Extract each line holding the word "安装完成" from the entries.
— START —
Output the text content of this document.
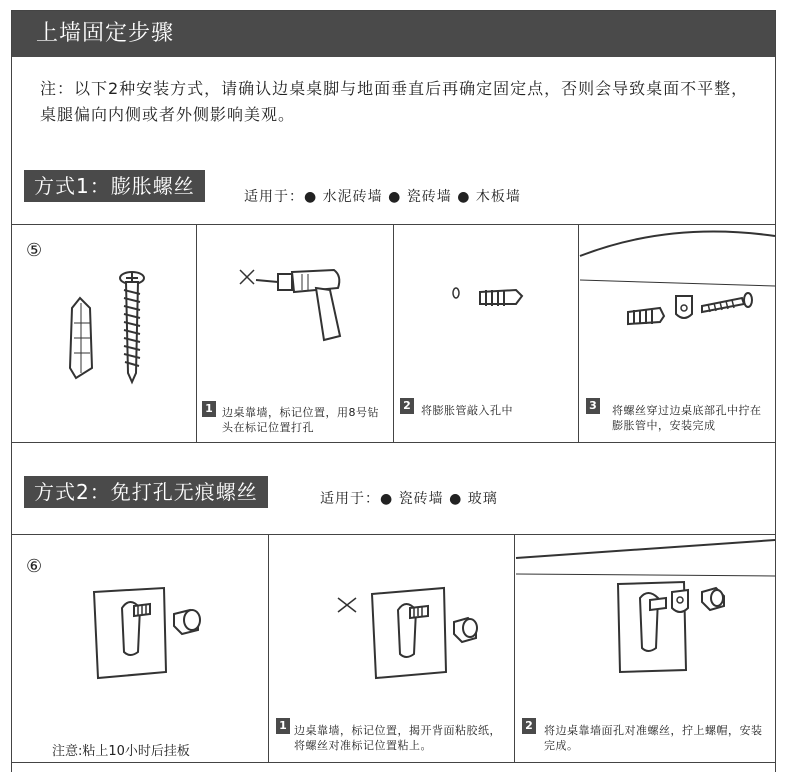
上墙固定步骤
注：以下2种安装方式，请确认边桌桌脚与地面垂直后再确定固定点，否则会导致桌面不平整，桌腿偏向内侧或者外侧影响美观。
方式1：膨胀螺丝	适用于：● 水泥砖墙 ● 瓷砖墙 ● 木板墙
⑤
1 边桌靠墙，标记位置，用8号钻头在标记位置打孔
2 将膨胀管敲入孔中	3 将螺丝穿过边桌底部孔中拧在膨胀管中，安装完成
方式2：免打孔无痕螺丝	适用于：● 瓷砖墙 ● 玻璃
⑥
注意:粘上10小时后挂板
1 边桌靠墙，标记位置，揭开背面粘胶纸，将螺丝对准标记位置粘上。
2 将边桌靠墙面孔对准螺丝，拧上螺帽，安装完成。
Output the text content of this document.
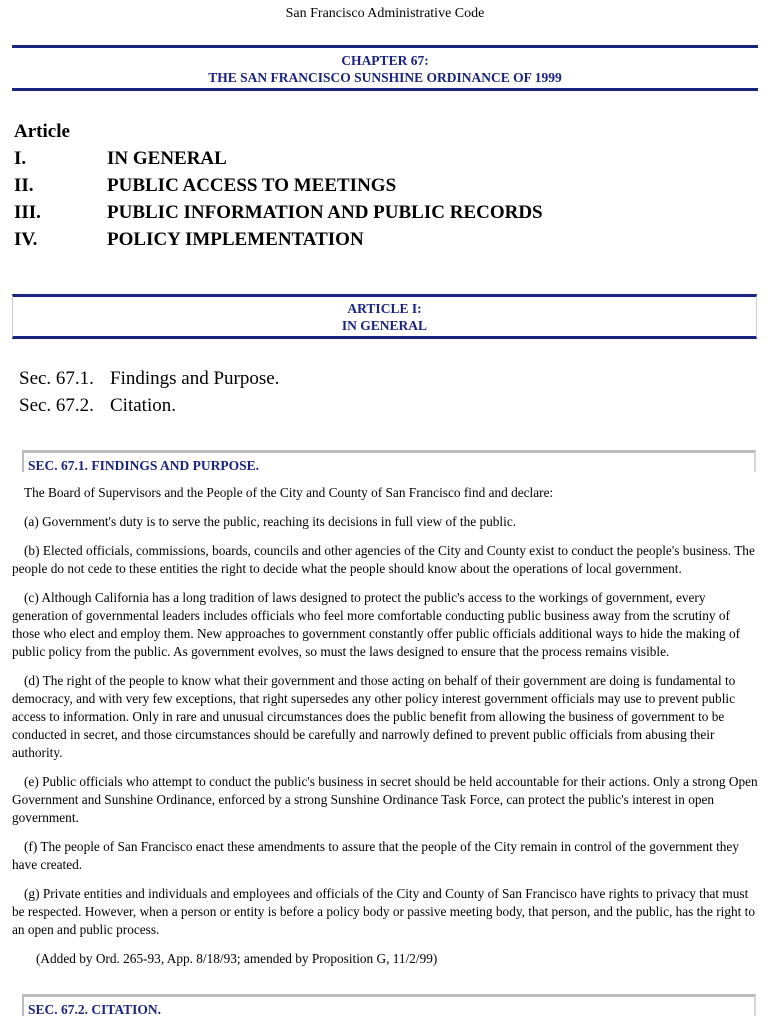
San Francisco Administrative Code
CHAPTER 67:
THE SAN FRANCISCO SUNSHINE ORDINANCE OF 1999
Article
I.	IN GENERAL
II.	PUBLIC ACCESS TO MEETINGS
III.	PUBLIC INFORMATION AND PUBLIC RECORDS
IV.	POLICY IMPLEMENTATION
ARTICLE I:
IN GENERAL
Sec. 67.1. Findings and Purpose.
Sec. 67.2. Citation.
SEC. 67.1. FINDINGS AND PURPOSE.

The Board of Supervisors and the People of the City and County of San Francisco find and declare:

(a) Government's duty is to serve the public, reaching its decisions in full view of the public.

(b) Elected officials, commissions, boards, councils and other agencies of the City and County exist to conduct the people's business. The people do not cede to these entities the right to decide what the people should know about the operations of local government.

(c) Although California has a long tradition of laws designed to protect the public's access to the workings of government, every generation of governmental leaders includes officials who feel more comfortable conducting public business away from the scrutiny of those who elect and employ them. New approaches to government constantly offer public officials additional ways to hide the making of public policy from the public. As government evolves, so must the laws designed to ensure that the process remains visible.

(d) The right of the people to know what their government and those acting on behalf of their government are doing is fundamental to democracy, and with very few exceptions, that right supersedes any other policy interest government officials may use to prevent public access to information. Only in rare and unusual circumstances does the public benefit from allowing the business of government to be conducted in secret, and those circumstances should be carefully and narrowly defined to prevent public officials from abusing their authority.

(e) Public officials who attempt to conduct the public's business in secret should be held accountable for their actions. Only a strong Open Government and Sunshine Ordinance, enforced by a strong Sunshine Ordinance Task Force, can protect the public's interest in open government.

(f) The people of San Francisco enact these amendments to assure that the people of the City remain in control of the government they have created.

(g) Private entities and individuals and employees and officials of the City and County of San Francisco have rights to privacy that must be respected. However, when a person or entity is before a policy body or passive meeting body, that person, and the public, has the right to an open and public process.

(Added by Ord. 265-93, App. 8/18/93; amended by Proposition G, 11/2/99)

SEC. 67.2. CITATION.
— END —
SOLUTION FOR THIS EXERCISE:
2 将膨胀管敲入孔中	3 将螺丝穿过边桌底部孔中拧在膨胀管中，安装完成
2 将边桌靠墙面孔对准螺丝，拧上螺帽，安装完成。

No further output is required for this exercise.